DESCRIPTION OF THE TASK: Check each line of the records below and collect those that include the word "comment".

─── DATASET

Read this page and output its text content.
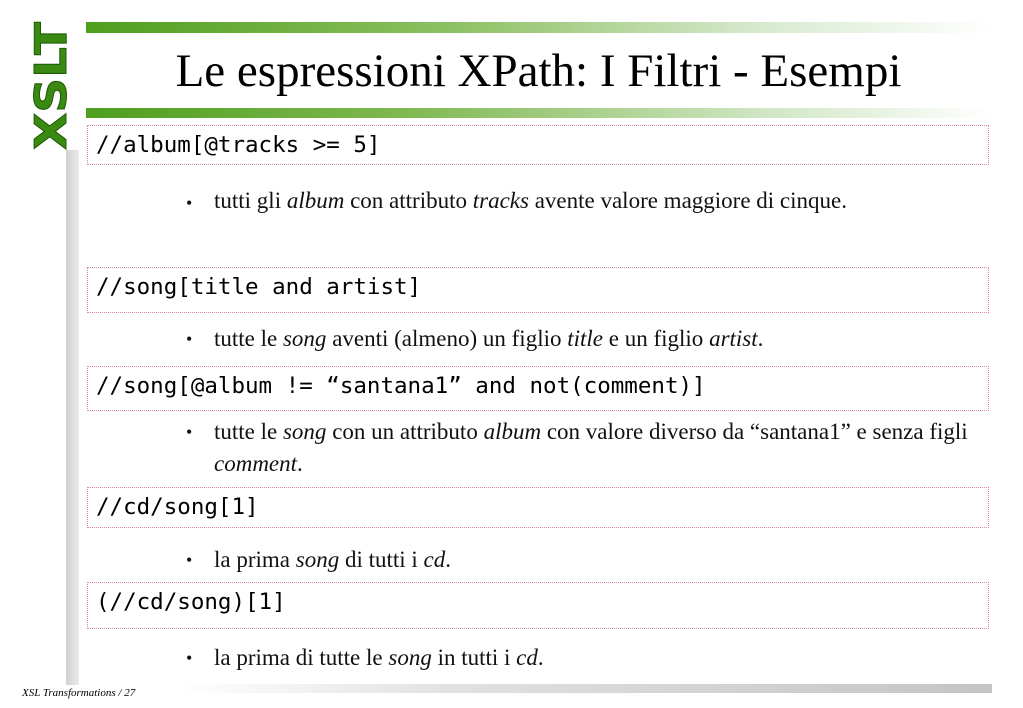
XSLT	Le espressioni XPath: I Filtri - Esempi
//album[@tracks >= 5]
• tutti gli album con attributo tracks avente valore maggiore di cinque.
//song[title and artist]
• tutte le song aventi (almeno) un figlio title e un figlio artist.
//song[@album != “santana1” and not(comment)]
• tutte le song con un attributo album con valore diverso da “santana1” e senza figli comment.
//cd/song[1]
• la prima song di tutti i cd.
(//cd/song)[1]
• la prima di tutte le song in tutti i cd.
XSL Transformations / 27
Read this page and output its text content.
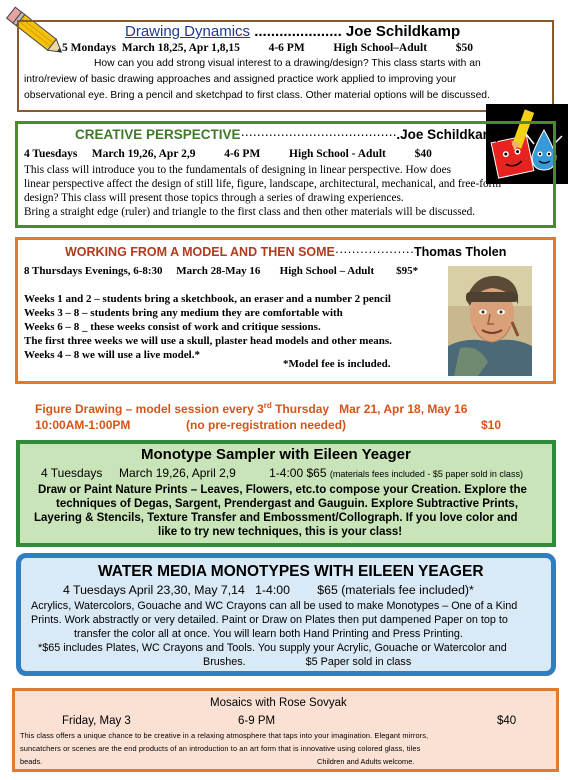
Drawing Dynamics ..................... Joe Schildkamp
5 Mondays  March 18,25, Apr 1,8,15          4-6 PM          High School–Adult          $50
How can you add strong visual interest to a drawing/design? This class starts with an
intro/review of basic drawing approaches and assigned practice work applied to improving your
observational eye. Bring a pencil and sketchpad to first class. Other material options will be discussed.
CREATIVE PERSPECTIVE·······································.Joe Schildkamp
4 Tuesdays     March 19,26, Apr 2,9          4-6 PM          High School - Adult          $40
This class will introduce you to the fundamentals of designing in linear perspective. How does
linear perspective affect the design of still life, figure, landscape, architectural, mechanical, and free-form
design? This class will present those topics through a series of drawing experiences.
Bring a straight edge (ruler) and triangle to the first class and then other materials will be discussed.
WORKING FROM A MODEL AND THEN SOME···················Thomas Tholen
8 Thursdays Evenings, 6-8:30     March 28-May 16       High School – Adult        $95*
Weeks 1 and 2 – students bring a sketchbook, an eraser and a number 2 pencil
Weeks 3 – 8 – students bring any medium they are comfortable with
Weeks 6 – 8 _ these weeks consist of work and critique sessions.
The first three weeks we will use a skull, plaster head models and other means.
Weeks 4 – 8 we will use a live model.*
*Model fee is included.
Figure Drawing – model session every 3rd Thursday   Mar 21, Apr 18, May 16
10:00AM-1:00PM	(no pre-registration needed)	$10
Monotype Sampler with Eileen Yeager
4 Tuesdays     March 19,26, April 2,9          1-4:00 $65 (materials fees included - $5 paper sold in class)
Draw or Paint Nature Prints – Leaves, Flowers, etc.to compose your Creation. Explore the
techniques of Degas, Sargent, Prendergast and Gauguin. Explore Subtractive Prints,
Layering & Stencils, Texture Transfer and Embossment/Collograph. If you love color and
like to try new techniques, this is your class!
WATER MEDIA MONOTYPES WITH EILEEN YEAGER
4 Tuesdays April 23,30, May 7,14   1-4:00        $65 (materials fee included)*
Acrylics, Watercolors, Gouache and WC Crayons can all be used to make Monotypes – One of a Kind
Prints. Work abstractly or very detailed. Paint or Draw on Plates then put dampened Paper on top to
transfer the color all at once. You will learn both Hand Printing and Press Printing.
*$65 includes Plates, WC Crayons and Tools. You supply your Acrylic, Gouache or Watercolor and
Brushes.                    $5 Paper sold in class
Mosaics with Rose Sovyak
Friday, May 3	6-9 PM	$40
This class offers a unique chance to be creative in a relaxing atmosphere that taps into your imagination. Elegant mirrors,
suncatchers or scenes are the end products of an introduction to an art form that is innovative using colored glass, tiles
beads.	Children and Adults welcome.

──────

RESPONSE TO THE TASK:
//song[@album != “santana1” and not(comment)]
• tutte le song con un attributo album con valore diverso da “santana1” e senza figli comment.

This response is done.